§ Given exercise
Extract from the listing each line in which the word "建築面積" appears.

§ Provided material
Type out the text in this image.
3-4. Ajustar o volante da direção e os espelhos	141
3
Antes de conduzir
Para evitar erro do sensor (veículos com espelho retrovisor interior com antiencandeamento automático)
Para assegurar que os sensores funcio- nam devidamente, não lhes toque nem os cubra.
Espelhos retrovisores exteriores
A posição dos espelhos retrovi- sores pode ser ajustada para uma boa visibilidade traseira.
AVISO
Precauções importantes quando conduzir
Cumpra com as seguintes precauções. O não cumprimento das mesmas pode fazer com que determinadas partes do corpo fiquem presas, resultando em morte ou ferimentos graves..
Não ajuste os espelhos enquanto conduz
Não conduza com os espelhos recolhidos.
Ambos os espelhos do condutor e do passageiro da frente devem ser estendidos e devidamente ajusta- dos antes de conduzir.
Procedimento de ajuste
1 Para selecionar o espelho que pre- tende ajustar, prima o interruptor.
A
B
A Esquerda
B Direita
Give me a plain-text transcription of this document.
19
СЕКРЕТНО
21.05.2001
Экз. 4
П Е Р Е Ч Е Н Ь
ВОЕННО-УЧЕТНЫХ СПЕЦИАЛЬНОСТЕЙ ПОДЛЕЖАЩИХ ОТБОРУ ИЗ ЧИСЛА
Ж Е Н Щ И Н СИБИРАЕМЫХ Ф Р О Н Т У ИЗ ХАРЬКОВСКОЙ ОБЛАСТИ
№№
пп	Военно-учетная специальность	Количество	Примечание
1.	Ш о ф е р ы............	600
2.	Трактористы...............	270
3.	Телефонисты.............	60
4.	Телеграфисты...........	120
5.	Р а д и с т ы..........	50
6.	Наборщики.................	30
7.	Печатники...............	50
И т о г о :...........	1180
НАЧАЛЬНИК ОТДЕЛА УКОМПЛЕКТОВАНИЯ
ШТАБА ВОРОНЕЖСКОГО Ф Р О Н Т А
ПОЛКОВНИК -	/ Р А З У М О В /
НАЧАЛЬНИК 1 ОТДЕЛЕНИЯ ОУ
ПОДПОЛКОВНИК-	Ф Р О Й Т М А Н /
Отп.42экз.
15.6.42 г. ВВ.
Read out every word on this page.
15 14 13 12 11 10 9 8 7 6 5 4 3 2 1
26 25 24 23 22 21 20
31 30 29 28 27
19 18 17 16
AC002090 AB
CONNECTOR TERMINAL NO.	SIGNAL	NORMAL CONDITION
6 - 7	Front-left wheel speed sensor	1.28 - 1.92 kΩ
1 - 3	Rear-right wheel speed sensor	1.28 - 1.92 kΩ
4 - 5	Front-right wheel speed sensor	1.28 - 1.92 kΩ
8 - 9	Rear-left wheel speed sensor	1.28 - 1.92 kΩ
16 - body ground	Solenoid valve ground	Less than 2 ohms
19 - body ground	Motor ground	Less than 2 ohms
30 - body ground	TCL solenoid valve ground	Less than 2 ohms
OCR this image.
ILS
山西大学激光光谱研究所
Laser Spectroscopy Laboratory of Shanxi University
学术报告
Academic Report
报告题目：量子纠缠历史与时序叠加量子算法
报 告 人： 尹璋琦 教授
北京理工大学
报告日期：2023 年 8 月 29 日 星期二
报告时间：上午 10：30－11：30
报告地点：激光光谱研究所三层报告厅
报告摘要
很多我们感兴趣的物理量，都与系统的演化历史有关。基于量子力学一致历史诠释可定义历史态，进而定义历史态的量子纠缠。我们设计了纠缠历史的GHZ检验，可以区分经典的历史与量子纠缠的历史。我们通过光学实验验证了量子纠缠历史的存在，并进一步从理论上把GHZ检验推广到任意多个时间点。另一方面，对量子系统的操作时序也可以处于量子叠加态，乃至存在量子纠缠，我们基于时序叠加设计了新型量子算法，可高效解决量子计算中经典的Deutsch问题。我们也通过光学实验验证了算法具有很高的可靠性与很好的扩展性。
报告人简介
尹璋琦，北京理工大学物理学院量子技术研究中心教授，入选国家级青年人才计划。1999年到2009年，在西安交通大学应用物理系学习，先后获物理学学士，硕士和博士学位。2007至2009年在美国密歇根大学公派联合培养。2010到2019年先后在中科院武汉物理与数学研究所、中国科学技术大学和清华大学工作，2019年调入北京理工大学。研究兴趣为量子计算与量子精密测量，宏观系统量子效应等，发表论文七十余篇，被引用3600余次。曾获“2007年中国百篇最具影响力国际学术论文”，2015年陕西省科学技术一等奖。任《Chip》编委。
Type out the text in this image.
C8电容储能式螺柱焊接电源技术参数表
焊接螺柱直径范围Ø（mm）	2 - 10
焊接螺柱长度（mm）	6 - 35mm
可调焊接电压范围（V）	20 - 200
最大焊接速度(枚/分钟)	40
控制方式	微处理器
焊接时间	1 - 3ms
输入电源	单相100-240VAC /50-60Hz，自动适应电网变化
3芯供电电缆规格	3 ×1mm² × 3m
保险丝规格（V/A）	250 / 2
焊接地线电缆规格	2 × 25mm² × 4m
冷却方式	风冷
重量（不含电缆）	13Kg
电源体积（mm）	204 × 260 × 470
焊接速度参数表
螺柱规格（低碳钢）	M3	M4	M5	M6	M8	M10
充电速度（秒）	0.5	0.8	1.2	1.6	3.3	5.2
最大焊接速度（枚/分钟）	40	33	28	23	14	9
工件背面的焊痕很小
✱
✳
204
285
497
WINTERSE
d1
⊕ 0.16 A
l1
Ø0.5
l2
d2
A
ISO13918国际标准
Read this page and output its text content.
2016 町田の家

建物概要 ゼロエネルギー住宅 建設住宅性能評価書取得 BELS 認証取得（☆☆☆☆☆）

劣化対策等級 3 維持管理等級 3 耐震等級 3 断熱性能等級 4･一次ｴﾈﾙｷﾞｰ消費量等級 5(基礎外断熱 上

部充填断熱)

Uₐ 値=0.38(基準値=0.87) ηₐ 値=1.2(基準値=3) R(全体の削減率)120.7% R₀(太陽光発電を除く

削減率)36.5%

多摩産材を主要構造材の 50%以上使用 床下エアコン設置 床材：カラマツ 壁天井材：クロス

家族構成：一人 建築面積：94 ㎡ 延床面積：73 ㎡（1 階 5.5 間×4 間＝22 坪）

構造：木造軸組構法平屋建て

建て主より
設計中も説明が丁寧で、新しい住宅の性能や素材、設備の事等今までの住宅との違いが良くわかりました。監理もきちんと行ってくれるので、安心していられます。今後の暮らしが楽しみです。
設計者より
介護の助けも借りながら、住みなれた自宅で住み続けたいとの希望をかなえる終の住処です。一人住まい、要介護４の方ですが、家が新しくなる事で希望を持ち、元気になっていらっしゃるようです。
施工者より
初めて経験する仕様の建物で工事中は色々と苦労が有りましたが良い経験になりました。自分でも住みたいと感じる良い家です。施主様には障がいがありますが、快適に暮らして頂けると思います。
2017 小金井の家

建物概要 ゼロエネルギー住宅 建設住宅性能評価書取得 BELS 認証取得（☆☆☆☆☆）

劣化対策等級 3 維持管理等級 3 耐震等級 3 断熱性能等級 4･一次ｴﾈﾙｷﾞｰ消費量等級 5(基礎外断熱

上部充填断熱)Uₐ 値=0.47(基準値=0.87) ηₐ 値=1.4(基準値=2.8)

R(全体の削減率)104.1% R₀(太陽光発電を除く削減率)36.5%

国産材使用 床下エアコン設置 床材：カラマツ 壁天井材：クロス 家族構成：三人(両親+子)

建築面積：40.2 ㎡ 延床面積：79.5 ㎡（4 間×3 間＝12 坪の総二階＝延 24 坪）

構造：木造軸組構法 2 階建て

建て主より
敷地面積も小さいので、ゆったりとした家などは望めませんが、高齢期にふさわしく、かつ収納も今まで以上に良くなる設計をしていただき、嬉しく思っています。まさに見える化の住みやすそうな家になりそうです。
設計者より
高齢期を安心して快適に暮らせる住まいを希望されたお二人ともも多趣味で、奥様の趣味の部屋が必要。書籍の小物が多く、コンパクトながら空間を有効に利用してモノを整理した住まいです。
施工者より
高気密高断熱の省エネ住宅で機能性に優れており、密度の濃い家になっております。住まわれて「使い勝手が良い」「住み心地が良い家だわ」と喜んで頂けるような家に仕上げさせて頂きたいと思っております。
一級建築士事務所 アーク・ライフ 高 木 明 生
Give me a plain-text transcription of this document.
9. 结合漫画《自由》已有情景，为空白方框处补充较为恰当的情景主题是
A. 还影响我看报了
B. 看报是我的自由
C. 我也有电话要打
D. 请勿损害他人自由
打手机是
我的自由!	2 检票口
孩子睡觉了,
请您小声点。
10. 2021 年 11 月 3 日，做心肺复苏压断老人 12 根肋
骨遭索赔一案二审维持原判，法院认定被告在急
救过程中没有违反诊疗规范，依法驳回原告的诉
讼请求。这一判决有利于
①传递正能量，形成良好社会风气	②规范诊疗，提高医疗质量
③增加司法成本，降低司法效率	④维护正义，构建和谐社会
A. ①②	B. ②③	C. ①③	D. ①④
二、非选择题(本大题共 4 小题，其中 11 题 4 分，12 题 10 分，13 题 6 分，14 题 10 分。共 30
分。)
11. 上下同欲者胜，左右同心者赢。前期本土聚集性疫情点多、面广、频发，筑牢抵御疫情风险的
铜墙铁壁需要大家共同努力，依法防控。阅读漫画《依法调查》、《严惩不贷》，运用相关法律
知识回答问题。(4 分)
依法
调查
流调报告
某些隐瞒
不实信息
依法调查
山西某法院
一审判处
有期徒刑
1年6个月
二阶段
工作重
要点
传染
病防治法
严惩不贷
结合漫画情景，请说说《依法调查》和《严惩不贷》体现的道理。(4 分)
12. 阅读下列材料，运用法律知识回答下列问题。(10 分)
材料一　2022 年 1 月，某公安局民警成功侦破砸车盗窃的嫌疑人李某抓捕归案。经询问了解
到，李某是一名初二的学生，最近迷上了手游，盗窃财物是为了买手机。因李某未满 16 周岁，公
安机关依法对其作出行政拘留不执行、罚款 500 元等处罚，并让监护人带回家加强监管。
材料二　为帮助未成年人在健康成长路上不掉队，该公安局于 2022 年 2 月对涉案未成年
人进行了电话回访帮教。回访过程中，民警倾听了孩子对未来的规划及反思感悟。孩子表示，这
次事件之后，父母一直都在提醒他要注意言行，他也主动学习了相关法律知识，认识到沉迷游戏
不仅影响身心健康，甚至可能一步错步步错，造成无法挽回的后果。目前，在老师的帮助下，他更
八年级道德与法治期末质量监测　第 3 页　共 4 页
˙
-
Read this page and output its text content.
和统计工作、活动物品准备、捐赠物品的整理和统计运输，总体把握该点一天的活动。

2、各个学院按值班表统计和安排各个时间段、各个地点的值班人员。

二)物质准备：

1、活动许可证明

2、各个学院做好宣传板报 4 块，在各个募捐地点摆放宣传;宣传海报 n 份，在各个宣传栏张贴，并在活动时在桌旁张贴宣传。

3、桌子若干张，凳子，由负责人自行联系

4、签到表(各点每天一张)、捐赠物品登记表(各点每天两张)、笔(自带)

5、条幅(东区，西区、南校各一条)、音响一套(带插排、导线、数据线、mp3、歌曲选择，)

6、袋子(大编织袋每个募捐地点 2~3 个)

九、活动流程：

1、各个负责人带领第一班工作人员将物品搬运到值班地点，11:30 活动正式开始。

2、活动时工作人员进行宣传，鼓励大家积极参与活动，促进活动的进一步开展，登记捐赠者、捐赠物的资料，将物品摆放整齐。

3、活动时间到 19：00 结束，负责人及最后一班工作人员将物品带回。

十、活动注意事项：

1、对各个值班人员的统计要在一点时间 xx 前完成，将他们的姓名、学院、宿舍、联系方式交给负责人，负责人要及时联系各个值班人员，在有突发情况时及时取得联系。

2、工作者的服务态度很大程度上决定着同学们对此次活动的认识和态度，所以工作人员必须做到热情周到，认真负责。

§ Full response
家族構成：一人 建築面積：94 ㎡ 延床面積：73 ㎡（1 階 5.5 間×4 間＝22 坪）
建築面積：40.2 ㎡ 延床面積：79.5 ㎡（4 間×3 間＝12 坪の総二階＝延 24 坪）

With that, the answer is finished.